-------- MATERIAL SUPPLIED
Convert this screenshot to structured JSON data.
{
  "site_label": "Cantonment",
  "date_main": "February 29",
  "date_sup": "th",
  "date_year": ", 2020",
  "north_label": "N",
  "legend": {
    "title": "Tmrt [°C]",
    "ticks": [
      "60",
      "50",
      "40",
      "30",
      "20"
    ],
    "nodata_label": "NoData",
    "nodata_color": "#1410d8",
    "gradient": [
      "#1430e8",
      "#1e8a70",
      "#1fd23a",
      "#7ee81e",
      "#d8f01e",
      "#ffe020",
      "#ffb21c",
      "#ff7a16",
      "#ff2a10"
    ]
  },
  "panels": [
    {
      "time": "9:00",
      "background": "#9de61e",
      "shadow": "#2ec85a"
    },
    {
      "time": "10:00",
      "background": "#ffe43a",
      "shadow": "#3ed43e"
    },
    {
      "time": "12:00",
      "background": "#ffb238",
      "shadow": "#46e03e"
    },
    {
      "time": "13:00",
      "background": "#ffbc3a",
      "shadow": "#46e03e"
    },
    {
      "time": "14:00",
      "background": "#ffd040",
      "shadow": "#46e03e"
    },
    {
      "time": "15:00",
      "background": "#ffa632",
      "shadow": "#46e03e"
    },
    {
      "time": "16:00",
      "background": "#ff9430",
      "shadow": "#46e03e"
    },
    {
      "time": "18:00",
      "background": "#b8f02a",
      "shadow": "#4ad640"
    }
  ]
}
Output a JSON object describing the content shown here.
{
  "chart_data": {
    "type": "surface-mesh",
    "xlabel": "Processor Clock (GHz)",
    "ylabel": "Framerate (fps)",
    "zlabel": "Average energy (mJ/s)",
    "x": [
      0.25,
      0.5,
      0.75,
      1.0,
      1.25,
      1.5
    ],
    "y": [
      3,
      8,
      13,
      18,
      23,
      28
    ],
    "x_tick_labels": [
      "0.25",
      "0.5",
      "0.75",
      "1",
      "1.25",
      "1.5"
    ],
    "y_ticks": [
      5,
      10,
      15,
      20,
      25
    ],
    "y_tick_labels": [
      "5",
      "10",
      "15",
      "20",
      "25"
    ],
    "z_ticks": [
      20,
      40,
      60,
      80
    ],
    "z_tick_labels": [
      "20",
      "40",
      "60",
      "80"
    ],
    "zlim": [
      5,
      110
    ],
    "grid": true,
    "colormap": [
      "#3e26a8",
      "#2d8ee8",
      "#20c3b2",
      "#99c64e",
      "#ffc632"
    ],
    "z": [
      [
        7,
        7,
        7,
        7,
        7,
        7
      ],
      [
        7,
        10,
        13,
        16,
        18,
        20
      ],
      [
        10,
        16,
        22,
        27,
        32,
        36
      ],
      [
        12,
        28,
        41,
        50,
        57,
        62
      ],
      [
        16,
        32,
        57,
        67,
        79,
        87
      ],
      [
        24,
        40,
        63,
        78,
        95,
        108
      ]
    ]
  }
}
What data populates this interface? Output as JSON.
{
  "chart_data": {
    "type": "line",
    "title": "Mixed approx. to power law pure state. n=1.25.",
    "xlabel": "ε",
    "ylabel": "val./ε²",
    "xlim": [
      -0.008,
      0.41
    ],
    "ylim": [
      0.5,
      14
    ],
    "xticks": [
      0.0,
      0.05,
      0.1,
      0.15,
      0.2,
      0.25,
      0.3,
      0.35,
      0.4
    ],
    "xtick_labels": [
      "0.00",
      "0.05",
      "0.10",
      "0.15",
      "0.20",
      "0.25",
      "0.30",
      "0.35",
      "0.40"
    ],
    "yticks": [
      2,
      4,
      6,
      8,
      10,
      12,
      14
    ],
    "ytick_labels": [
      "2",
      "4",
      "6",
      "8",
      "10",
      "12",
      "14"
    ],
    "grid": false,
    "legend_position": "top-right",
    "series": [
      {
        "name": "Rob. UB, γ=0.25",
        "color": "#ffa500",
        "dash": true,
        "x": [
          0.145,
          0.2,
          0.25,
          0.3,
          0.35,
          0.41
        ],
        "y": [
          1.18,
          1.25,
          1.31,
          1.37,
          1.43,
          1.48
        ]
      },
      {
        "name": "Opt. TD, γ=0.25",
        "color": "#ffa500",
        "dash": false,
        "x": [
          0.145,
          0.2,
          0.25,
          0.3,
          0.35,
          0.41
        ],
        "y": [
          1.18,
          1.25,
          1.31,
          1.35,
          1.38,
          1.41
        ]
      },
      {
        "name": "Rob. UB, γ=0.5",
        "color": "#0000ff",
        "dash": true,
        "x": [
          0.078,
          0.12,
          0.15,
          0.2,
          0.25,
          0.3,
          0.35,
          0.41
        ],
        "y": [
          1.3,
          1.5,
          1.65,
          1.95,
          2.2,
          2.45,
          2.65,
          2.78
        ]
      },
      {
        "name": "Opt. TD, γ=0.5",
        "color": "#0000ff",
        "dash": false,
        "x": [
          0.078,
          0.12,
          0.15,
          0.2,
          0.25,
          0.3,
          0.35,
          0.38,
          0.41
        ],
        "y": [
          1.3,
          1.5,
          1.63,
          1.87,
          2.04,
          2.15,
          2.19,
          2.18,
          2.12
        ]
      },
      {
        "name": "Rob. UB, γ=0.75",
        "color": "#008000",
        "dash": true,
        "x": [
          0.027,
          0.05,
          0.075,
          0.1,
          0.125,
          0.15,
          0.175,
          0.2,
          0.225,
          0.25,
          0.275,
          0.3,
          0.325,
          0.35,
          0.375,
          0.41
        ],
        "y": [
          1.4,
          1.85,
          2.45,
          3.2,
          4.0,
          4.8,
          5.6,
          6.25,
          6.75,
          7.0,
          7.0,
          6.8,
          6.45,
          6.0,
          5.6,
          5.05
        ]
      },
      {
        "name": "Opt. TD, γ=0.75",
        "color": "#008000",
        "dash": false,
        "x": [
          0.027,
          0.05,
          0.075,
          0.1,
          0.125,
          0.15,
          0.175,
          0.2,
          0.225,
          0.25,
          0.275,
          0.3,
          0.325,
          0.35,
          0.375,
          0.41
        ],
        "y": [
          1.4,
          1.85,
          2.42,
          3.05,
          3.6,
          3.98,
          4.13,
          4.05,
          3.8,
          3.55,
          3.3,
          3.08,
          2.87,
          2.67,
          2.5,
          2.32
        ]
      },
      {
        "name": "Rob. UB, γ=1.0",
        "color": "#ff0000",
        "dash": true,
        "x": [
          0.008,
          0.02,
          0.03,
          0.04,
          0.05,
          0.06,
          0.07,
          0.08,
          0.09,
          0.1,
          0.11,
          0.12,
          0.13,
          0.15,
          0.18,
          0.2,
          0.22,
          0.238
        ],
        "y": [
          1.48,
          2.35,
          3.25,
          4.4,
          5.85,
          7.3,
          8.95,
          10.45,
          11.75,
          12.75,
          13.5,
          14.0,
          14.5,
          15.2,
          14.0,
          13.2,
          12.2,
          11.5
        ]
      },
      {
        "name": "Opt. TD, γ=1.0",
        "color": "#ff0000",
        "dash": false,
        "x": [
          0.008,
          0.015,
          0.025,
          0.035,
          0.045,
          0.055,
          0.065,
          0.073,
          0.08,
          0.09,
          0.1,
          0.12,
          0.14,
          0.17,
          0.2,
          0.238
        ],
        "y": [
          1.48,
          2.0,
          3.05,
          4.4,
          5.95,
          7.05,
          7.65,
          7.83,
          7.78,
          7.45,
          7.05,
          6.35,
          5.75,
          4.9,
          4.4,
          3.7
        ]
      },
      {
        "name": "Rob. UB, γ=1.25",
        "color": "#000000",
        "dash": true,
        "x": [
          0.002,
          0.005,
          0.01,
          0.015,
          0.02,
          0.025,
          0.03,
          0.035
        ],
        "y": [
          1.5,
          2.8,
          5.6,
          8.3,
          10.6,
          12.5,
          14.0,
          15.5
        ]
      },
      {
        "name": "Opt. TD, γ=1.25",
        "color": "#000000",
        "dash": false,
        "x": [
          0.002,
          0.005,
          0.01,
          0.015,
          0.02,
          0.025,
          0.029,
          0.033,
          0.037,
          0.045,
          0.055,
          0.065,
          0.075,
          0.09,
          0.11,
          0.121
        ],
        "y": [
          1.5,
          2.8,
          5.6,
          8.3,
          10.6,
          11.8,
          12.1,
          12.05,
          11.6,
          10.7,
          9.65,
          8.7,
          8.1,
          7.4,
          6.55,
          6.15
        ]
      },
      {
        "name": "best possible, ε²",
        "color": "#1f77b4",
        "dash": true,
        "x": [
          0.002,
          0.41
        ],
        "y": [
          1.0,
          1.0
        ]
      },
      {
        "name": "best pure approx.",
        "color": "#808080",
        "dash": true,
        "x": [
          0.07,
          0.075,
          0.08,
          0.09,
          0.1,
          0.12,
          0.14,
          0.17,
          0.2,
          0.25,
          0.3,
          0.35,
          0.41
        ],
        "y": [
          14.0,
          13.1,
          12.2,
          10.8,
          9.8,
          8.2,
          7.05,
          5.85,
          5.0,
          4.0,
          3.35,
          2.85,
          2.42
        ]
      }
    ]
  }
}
----------------
**SHORT PROBLEM:**
Your task is to gather all lines from the entries above that hold the word "best".

**ANSWER FOR THIS EXERCISE:**
        "name": "best possible, ε²",
        "name": "best pure approx.",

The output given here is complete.